INSTRUCTION — Copy everything from the start of the records down to the line with "- y-tick-label: 0.6: [716, 393, 762, 427]", swapping "truth-marker" for "truth-point" and leaving the rest unchanged.

DATA FOR THIS TASK —
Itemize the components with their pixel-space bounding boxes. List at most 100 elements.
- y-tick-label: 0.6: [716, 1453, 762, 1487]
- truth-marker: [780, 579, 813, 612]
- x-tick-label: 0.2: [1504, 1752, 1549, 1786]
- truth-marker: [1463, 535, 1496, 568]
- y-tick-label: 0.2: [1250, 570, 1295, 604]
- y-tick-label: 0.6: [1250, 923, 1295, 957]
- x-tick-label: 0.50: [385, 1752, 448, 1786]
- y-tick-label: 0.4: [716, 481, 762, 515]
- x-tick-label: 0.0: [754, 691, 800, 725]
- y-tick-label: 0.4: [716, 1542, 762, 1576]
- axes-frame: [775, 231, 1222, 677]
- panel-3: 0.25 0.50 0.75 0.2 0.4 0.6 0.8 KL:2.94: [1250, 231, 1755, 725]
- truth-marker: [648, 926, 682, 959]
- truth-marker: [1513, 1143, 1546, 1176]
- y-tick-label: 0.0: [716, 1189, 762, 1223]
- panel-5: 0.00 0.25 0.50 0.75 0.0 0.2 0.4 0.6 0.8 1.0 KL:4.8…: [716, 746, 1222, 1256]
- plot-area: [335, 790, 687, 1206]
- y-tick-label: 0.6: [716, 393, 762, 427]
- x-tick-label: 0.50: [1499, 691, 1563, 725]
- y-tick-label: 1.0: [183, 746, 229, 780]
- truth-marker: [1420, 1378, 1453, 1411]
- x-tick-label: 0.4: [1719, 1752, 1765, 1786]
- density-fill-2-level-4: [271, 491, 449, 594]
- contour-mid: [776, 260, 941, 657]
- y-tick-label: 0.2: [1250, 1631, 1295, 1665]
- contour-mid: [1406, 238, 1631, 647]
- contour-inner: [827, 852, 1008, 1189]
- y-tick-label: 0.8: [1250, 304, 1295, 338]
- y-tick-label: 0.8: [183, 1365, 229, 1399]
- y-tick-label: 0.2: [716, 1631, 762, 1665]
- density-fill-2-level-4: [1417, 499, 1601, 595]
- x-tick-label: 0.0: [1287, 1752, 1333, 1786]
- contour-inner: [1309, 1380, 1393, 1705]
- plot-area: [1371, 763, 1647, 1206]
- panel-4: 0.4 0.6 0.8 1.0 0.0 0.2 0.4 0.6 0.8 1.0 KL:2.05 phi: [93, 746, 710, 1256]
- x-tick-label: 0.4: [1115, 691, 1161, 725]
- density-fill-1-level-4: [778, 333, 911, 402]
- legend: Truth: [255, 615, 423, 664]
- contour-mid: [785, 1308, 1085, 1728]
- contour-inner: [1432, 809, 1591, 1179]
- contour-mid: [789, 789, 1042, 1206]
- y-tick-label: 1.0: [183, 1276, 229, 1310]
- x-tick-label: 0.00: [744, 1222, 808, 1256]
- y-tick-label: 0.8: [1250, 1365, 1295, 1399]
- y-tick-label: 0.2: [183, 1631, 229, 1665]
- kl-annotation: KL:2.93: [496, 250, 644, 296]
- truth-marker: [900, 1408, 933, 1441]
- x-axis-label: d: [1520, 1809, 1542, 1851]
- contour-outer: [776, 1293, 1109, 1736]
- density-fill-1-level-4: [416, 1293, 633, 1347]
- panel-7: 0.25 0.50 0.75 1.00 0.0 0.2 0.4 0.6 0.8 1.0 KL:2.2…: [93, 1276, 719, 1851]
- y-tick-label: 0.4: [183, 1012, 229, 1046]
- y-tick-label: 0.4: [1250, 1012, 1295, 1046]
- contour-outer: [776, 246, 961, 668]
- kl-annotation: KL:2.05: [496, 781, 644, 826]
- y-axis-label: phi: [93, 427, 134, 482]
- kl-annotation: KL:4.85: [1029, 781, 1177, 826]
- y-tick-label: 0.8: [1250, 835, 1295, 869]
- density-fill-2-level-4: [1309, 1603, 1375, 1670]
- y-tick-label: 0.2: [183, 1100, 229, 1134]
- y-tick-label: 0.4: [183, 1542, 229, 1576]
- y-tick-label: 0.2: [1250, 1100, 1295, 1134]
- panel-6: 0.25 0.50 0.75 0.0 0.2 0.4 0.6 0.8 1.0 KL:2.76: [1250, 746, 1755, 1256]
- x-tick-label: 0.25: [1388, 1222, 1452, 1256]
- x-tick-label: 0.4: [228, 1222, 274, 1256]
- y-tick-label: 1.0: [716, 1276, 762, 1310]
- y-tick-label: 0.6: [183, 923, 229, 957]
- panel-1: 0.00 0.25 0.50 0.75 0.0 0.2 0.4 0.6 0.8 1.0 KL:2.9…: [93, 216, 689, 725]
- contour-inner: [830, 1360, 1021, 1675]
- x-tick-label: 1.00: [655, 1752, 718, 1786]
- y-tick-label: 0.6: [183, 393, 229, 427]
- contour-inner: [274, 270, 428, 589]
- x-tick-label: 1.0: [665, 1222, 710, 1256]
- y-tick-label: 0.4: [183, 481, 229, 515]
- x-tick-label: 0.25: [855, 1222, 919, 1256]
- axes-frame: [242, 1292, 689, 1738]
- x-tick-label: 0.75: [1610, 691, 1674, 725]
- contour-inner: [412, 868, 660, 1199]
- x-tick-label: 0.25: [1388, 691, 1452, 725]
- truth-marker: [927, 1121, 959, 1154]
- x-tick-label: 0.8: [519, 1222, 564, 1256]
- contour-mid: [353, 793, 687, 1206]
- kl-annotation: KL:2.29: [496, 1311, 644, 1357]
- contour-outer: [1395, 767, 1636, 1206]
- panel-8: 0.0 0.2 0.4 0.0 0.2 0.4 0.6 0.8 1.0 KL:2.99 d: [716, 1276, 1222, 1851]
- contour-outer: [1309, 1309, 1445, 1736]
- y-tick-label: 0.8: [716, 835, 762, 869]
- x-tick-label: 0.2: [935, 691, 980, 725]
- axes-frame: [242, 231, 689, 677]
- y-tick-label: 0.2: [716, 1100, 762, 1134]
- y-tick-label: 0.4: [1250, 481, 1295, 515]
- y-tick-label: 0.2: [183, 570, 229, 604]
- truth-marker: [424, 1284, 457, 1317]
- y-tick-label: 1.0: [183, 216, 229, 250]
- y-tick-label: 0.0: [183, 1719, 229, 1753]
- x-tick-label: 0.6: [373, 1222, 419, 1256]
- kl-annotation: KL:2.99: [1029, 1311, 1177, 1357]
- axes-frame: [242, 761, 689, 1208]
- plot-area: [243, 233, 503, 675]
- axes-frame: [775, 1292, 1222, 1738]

EXPECTED OUTPUT —
Itemize the components with their pixel-space bounding boxes. List at most 100 elements.
- y-tick-label: 0.6: [716, 1453, 762, 1487]
- truth-point: [780, 579, 813, 612]
- x-tick-label: 0.2: [1504, 1752, 1549, 1786]
- truth-point: [1463, 535, 1496, 568]
- y-tick-label: 0.2: [1250, 570, 1295, 604]
- y-tick-label: 0.6: [1250, 923, 1295, 957]
- x-tick-label: 0.50: [385, 1752, 448, 1786]
- y-tick-label: 0.4: [716, 481, 762, 515]
- x-tick-label: 0.0: [754, 691, 800, 725]
- y-tick-label: 0.4: [716, 1542, 762, 1576]
- axes-frame: [775, 231, 1222, 677]
- panel-3: 0.25 0.50 0.75 0.2 0.4 0.6 0.8 KL:2.94: [1250, 231, 1755, 725]
- truth-point: [648, 926, 682, 959]
- truth-point: [1513, 1143, 1546, 1176]
- y-tick-label: 0.0: [716, 1189, 762, 1223]
- panel-5: 0.00 0.25 0.50 0.75 0.0 0.2 0.4 0.6 0.8 1.0 KL:4.8…: [716, 746, 1222, 1256]
- plot-area: [335, 790, 687, 1206]
- y-tick-label: 0.6: [716, 393, 762, 427]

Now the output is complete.